-- Start Data shown --

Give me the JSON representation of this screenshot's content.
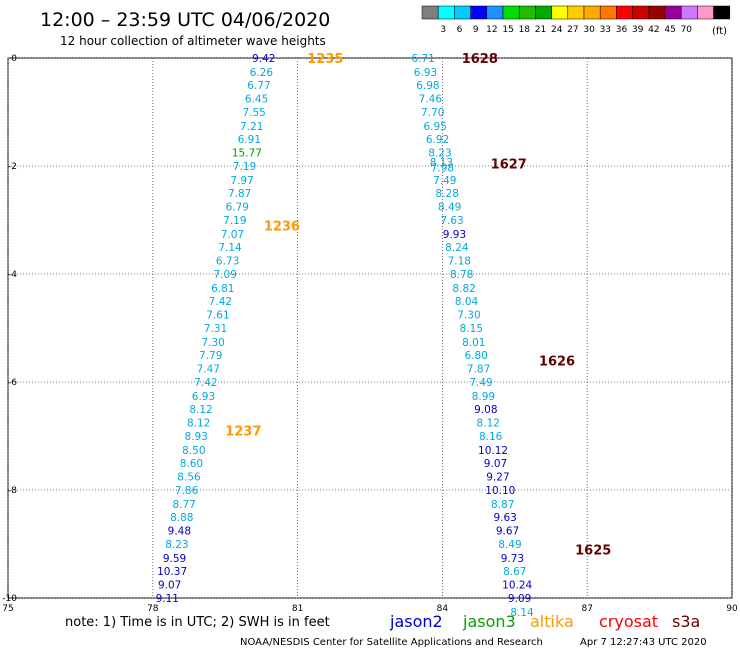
{
  "header": {
    "title": "12:00 – 23:59 UTC 04/06/2020",
    "subtitle": "12 hour collection of altimeter wave heights"
  },
  "colorbar": {
    "unit_label": "(ft)",
    "ticks": [
      "3",
      "6",
      "9",
      "12",
      "15",
      "18",
      "21",
      "24",
      "27",
      "30",
      "33",
      "36",
      "39",
      "42",
      "45",
      "70"
    ],
    "colors": [
      "#7f7f7f",
      "#00ffff",
      "#00ccff",
      "#0000ff",
      "#1e90ff",
      "#00e000",
      "#22bb00",
      "#00aa00",
      "#ffff00",
      "#ffcc00",
      "#ffaa00",
      "#ff7700",
      "#ff0000",
      "#cc0000",
      "#990000",
      "#990099",
      "#cc77ff",
      "#ff99cc",
      "#000000"
    ]
  },
  "axes": {
    "x_ticks": [
      "75",
      "78",
      "81",
      "84",
      "87",
      "90"
    ],
    "y_ticks": [
      "0",
      "-2",
      "-4",
      "-6",
      "-8",
      "-10"
    ],
    "x_range": [
      75,
      90
    ],
    "y_range": [
      0,
      -10
    ]
  },
  "colors": {
    "jason2": "#0000cc",
    "jason3": "#00a000",
    "altika": "#ff9900",
    "cryosat": "#ff0000",
    "s3a": "#660000",
    "cyan": "#00aadd",
    "green": "#00a000",
    "blue": "#0000cc"
  },
  "footer": {
    "note": "note: 1) Time is in UTC; 2) SWH is in feet",
    "credit": "NOAA/NESDIS Center for Satellite Applications and Research",
    "timestamp": "Apr  7 12:27:43 UTC 2020",
    "legend": [
      {
        "label": "jason2",
        "color": "#0000cc"
      },
      {
        "label": "jason3",
        "color": "#00a000"
      },
      {
        "label": "altika",
        "color": "#ff9900"
      },
      {
        "label": "cryosat",
        "color": "#ff0000"
      },
      {
        "label": "s3a",
        "color": "#660000"
      }
    ]
  },
  "tracks": [
    {
      "name": "altika",
      "times": [
        {
          "label": "1235",
          "lon": 81.2,
          "lat": 0.0,
          "color": "#ff9900"
        },
        {
          "label": "1236",
          "lon": 80.3,
          "lat": -3.1,
          "color": "#ff9900"
        },
        {
          "label": "1237",
          "lon": 79.5,
          "lat": -6.9,
          "color": "#ff9900"
        }
      ],
      "points": [
        {
          "v": "9.42",
          "lon": 80.3,
          "lat": 0.0,
          "c": "blue"
        },
        {
          "v": "6.26",
          "lon": 80.25,
          "lat": -0.26,
          "c": "cyan"
        },
        {
          "v": "6.77",
          "lon": 80.2,
          "lat": -0.5,
          "c": "cyan"
        },
        {
          "v": "6.45",
          "lon": 80.15,
          "lat": -0.75,
          "c": "cyan"
        },
        {
          "v": "7.55",
          "lon": 80.1,
          "lat": -1.0,
          "c": "cyan"
        },
        {
          "v": "7.21",
          "lon": 80.05,
          "lat": -1.26,
          "c": "cyan"
        },
        {
          "v": "6.91",
          "lon": 80.0,
          "lat": -1.5,
          "c": "cyan"
        },
        {
          "v": "15.77",
          "lon": 79.95,
          "lat": -1.75,
          "c": "green"
        },
        {
          "v": "7.19",
          "lon": 79.9,
          "lat": -2.0,
          "c": "cyan"
        },
        {
          "v": "7.97",
          "lon": 79.85,
          "lat": -2.26,
          "c": "cyan"
        },
        {
          "v": "7.87",
          "lon": 79.8,
          "lat": -2.5,
          "c": "cyan"
        },
        {
          "v": "6.79",
          "lon": 79.75,
          "lat": -2.75,
          "c": "cyan"
        },
        {
          "v": "7.19",
          "lon": 79.7,
          "lat": -3.0,
          "c": "cyan"
        },
        {
          "v": "7.07",
          "lon": 79.65,
          "lat": -3.26,
          "c": "cyan"
        },
        {
          "v": "7.14",
          "lon": 79.6,
          "lat": -3.5,
          "c": "cyan"
        },
        {
          "v": "6.73",
          "lon": 79.55,
          "lat": -3.75,
          "c": "cyan"
        },
        {
          "v": "7.09",
          "lon": 79.5,
          "lat": -4.0,
          "c": "cyan"
        },
        {
          "v": "6.81",
          "lon": 79.45,
          "lat": -4.26,
          "c": "cyan"
        },
        {
          "v": "7.42",
          "lon": 79.4,
          "lat": -4.5,
          "c": "cyan"
        },
        {
          "v": "7.61",
          "lon": 79.35,
          "lat": -4.75,
          "c": "cyan"
        },
        {
          "v": "7.31",
          "lon": 79.3,
          "lat": -5.0,
          "c": "cyan"
        },
        {
          "v": "7.30",
          "lon": 79.25,
          "lat": -5.26,
          "c": "cyan"
        },
        {
          "v": "7.79",
          "lon": 79.2,
          "lat": -5.5,
          "c": "cyan"
        },
        {
          "v": "7.47",
          "lon": 79.15,
          "lat": -5.75,
          "c": "cyan"
        },
        {
          "v": "7.42",
          "lon": 79.1,
          "lat": -6.0,
          "c": "cyan"
        },
        {
          "v": "6.93",
          "lon": 79.05,
          "lat": -6.26,
          "c": "cyan"
        },
        {
          "v": "8.12",
          "lon": 79.0,
          "lat": -6.5,
          "c": "cyan"
        },
        {
          "v": "8.12",
          "lon": 78.95,
          "lat": -6.75,
          "c": "cyan"
        },
        {
          "v": "8.93",
          "lon": 78.9,
          "lat": -7.0,
          "c": "cyan"
        },
        {
          "v": "8.50",
          "lon": 78.85,
          "lat": -7.26,
          "c": "cyan"
        },
        {
          "v": "8.60",
          "lon": 78.8,
          "lat": -7.5,
          "c": "cyan"
        },
        {
          "v": "8.56",
          "lon": 78.75,
          "lat": -7.75,
          "c": "cyan"
        },
        {
          "v": "7.86",
          "lon": 78.7,
          "lat": -8.0,
          "c": "cyan"
        },
        {
          "v": "8.77",
          "lon": 78.65,
          "lat": -8.26,
          "c": "cyan"
        },
        {
          "v": "8.88",
          "lon": 78.6,
          "lat": -8.5,
          "c": "cyan"
        },
        {
          "v": "9.48",
          "lon": 78.55,
          "lat": -8.75,
          "c": "blue"
        },
        {
          "v": "8.23",
          "lon": 78.5,
          "lat": -9.0,
          "c": "cyan"
        },
        {
          "v": "9.59",
          "lon": 78.45,
          "lat": -9.26,
          "c": "blue"
        },
        {
          "v": "10.37",
          "lon": 78.4,
          "lat": -9.5,
          "c": "blue"
        },
        {
          "v": "9.07",
          "lon": 78.35,
          "lat": -9.75,
          "c": "blue"
        },
        {
          "v": "9.11",
          "lon": 78.3,
          "lat": -10.0,
          "c": "blue"
        }
      ]
    },
    {
      "name": "s3a",
      "times": [
        {
          "label": "1628",
          "lon": 84.4,
          "lat": 0.0,
          "color": "#660000"
        },
        {
          "label": "1627",
          "lon": 85.0,
          "lat": -1.95,
          "color": "#660000"
        },
        {
          "label": "1626",
          "lon": 86.0,
          "lat": -5.6,
          "color": "#660000"
        },
        {
          "label": "1625",
          "lon": 86.75,
          "lat": -9.1,
          "color": "#660000"
        }
      ],
      "points": [
        {
          "v": "6.71",
          "lon": 83.6,
          "lat": 0.0,
          "c": "cyan"
        },
        {
          "v": "6.93",
          "lon": 83.65,
          "lat": -0.26,
          "c": "cyan"
        },
        {
          "v": "6.98",
          "lon": 83.7,
          "lat": -0.5,
          "c": "cyan"
        },
        {
          "v": "7.46",
          "lon": 83.75,
          "lat": -0.75,
          "c": "cyan"
        },
        {
          "v": "7.70",
          "lon": 83.8,
          "lat": -1.0,
          "c": "cyan"
        },
        {
          "v": "6.95",
          "lon": 83.85,
          "lat": -1.26,
          "c": "cyan"
        },
        {
          "v": "6.92",
          "lon": 83.9,
          "lat": -1.5,
          "c": "cyan"
        },
        {
          "v": "8.23",
          "lon": 83.95,
          "lat": -1.75,
          "c": "cyan"
        },
        {
          "v": "8.13",
          "lon": 83.98,
          "lat": -1.93,
          "c": "cyan"
        },
        {
          "v": "7.98",
          "lon": 84.0,
          "lat": -2.03,
          "c": "cyan"
        },
        {
          "v": "7.49",
          "lon": 84.05,
          "lat": -2.26,
          "c": "cyan"
        },
        {
          "v": "8.28",
          "lon": 84.1,
          "lat": -2.5,
          "c": "cyan"
        },
        {
          "v": "8.49",
          "lon": 84.15,
          "lat": -2.75,
          "c": "cyan"
        },
        {
          "v": "7.63",
          "lon": 84.2,
          "lat": -3.0,
          "c": "cyan"
        },
        {
          "v": "9.93",
          "lon": 84.25,
          "lat": -3.26,
          "c": "blue"
        },
        {
          "v": "8.24",
          "lon": 84.3,
          "lat": -3.5,
          "c": "cyan"
        },
        {
          "v": "7.18",
          "lon": 84.35,
          "lat": -3.75,
          "c": "cyan"
        },
        {
          "v": "8.78",
          "lon": 84.4,
          "lat": -4.0,
          "c": "cyan"
        },
        {
          "v": "8.82",
          "lon": 84.45,
          "lat": -4.26,
          "c": "cyan"
        },
        {
          "v": "8.04",
          "lon": 84.5,
          "lat": -4.5,
          "c": "cyan"
        },
        {
          "v": "7.30",
          "lon": 84.55,
          "lat": -4.75,
          "c": "cyan"
        },
        {
          "v": "8.15",
          "lon": 84.6,
          "lat": -5.0,
          "c": "cyan"
        },
        {
          "v": "8.01",
          "lon": 84.65,
          "lat": -5.26,
          "c": "cyan"
        },
        {
          "v": "6.80",
          "lon": 84.7,
          "lat": -5.5,
          "c": "cyan"
        },
        {
          "v": "7.87",
          "lon": 84.75,
          "lat": -5.75,
          "c": "cyan"
        },
        {
          "v": "7.49",
          "lon": 84.8,
          "lat": -6.0,
          "c": "cyan"
        },
        {
          "v": "8.99",
          "lon": 84.85,
          "lat": -6.26,
          "c": "cyan"
        },
        {
          "v": "9.08",
          "lon": 84.9,
          "lat": -6.5,
          "c": "blue"
        },
        {
          "v": "8.12",
          "lon": 84.95,
          "lat": -6.75,
          "c": "cyan"
        },
        {
          "v": "8.16",
          "lon": 85.0,
          "lat": -7.0,
          "c": "cyan"
        },
        {
          "v": "10.12",
          "lon": 85.05,
          "lat": -7.26,
          "c": "blue"
        },
        {
          "v": "9.07",
          "lon": 85.1,
          "lat": -7.5,
          "c": "blue"
        },
        {
          "v": "9.27",
          "lon": 85.15,
          "lat": -7.75,
          "c": "blue"
        },
        {
          "v": "10.10",
          "lon": 85.2,
          "lat": -8.0,
          "c": "blue"
        },
        {
          "v": "8.87",
          "lon": 85.25,
          "lat": -8.26,
          "c": "cyan"
        },
        {
          "v": "9.63",
          "lon": 85.3,
          "lat": -8.5,
          "c": "blue"
        },
        {
          "v": "9.67",
          "lon": 85.35,
          "lat": -8.75,
          "c": "blue"
        },
        {
          "v": "8.49",
          "lon": 85.4,
          "lat": -9.0,
          "c": "cyan"
        },
        {
          "v": "9.73",
          "lon": 85.45,
          "lat": -9.26,
          "c": "blue"
        },
        {
          "v": "8.67",
          "lon": 85.5,
          "lat": -9.5,
          "c": "cyan"
        },
        {
          "v": "10.24",
          "lon": 85.55,
          "lat": -9.75,
          "c": "blue"
        },
        {
          "v": "9.09",
          "lon": 85.6,
          "lat": -10.0,
          "c": "blue"
        },
        {
          "v": "8.14",
          "lon": 85.65,
          "lat": -10.26,
          "c": "cyan"
        }
      ]
    }
  ]
}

-- End Data shown --

Exercise directions: Each line in the entries above that includes the string "altika" should be extracted.

Answer to the problem:
    "altika": "#ff9900",
        "label": "altika",
      "name": "altika",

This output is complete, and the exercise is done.